## BRIEF
From the listing below, pull out every line where the string "title" appears.
=== GIVEN DATA ===
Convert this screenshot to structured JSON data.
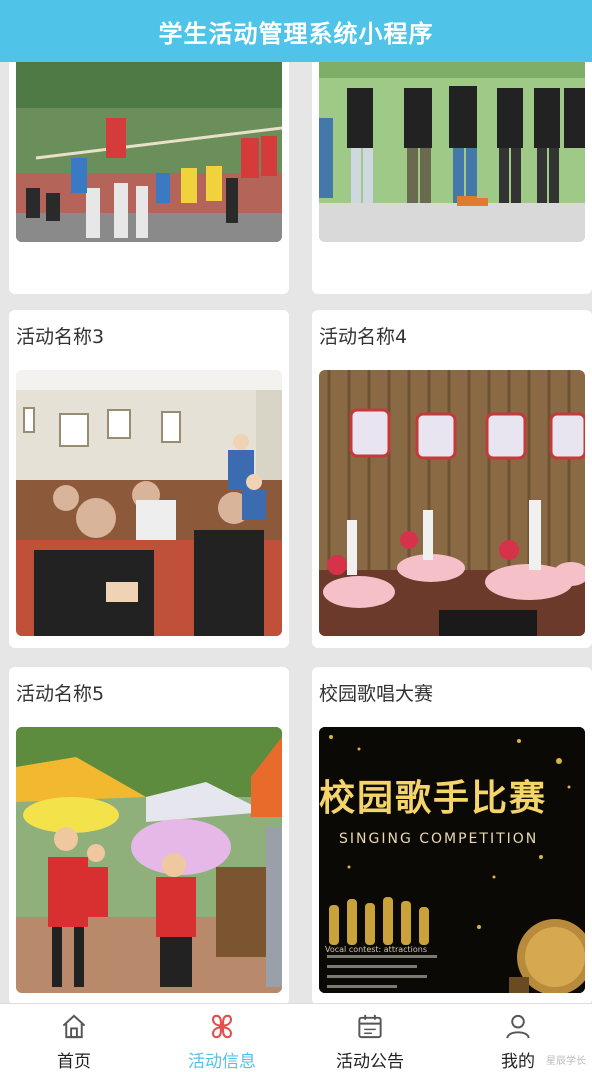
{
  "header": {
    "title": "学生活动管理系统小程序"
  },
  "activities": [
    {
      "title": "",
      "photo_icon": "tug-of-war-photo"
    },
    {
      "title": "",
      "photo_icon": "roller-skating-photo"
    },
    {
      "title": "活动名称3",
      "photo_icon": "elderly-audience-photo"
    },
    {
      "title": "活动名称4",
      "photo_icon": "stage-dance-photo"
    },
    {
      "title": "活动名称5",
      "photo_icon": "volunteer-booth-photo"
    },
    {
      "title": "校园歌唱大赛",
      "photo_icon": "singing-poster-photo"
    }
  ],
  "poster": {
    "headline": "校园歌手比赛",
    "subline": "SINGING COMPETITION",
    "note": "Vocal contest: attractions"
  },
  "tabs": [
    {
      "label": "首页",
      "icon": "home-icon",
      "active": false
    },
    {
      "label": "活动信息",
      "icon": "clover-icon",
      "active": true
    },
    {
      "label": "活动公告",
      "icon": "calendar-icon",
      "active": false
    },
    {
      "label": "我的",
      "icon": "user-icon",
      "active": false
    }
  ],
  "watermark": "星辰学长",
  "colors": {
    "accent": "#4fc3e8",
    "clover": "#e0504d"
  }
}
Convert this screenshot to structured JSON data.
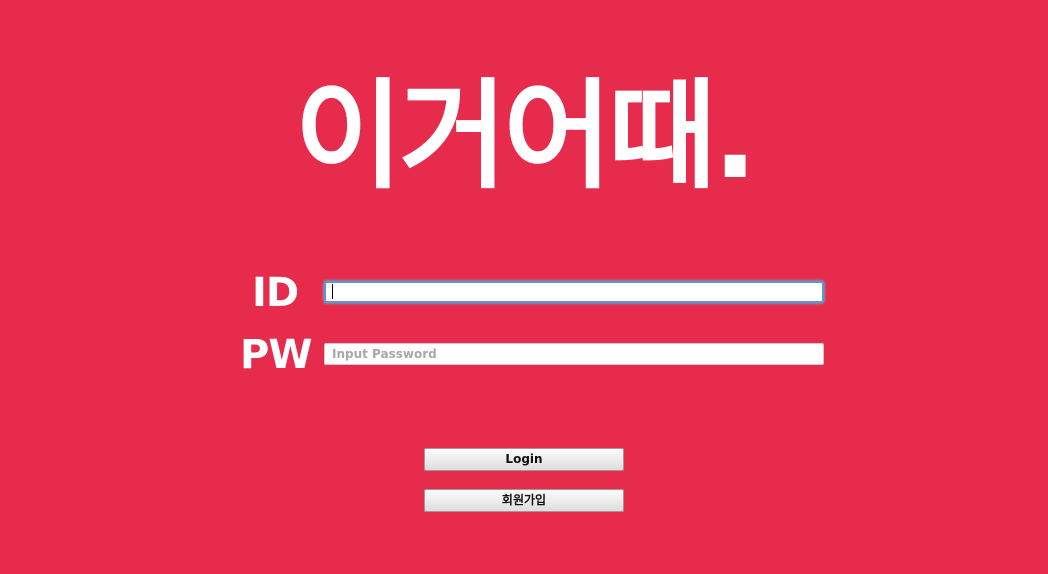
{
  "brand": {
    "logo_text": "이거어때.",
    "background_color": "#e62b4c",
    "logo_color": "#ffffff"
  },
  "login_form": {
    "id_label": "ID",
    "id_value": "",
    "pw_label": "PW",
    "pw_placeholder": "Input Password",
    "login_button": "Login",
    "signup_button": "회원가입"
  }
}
===
## WORKED ANSWER
    "title": "学生活动管理系统小程序"
      "title": "",
      "title": "",
      "title": "活动名称3",
      "title": "活动名称4",
      "title": "活动名称5",
      "title": "校园歌唱大赛",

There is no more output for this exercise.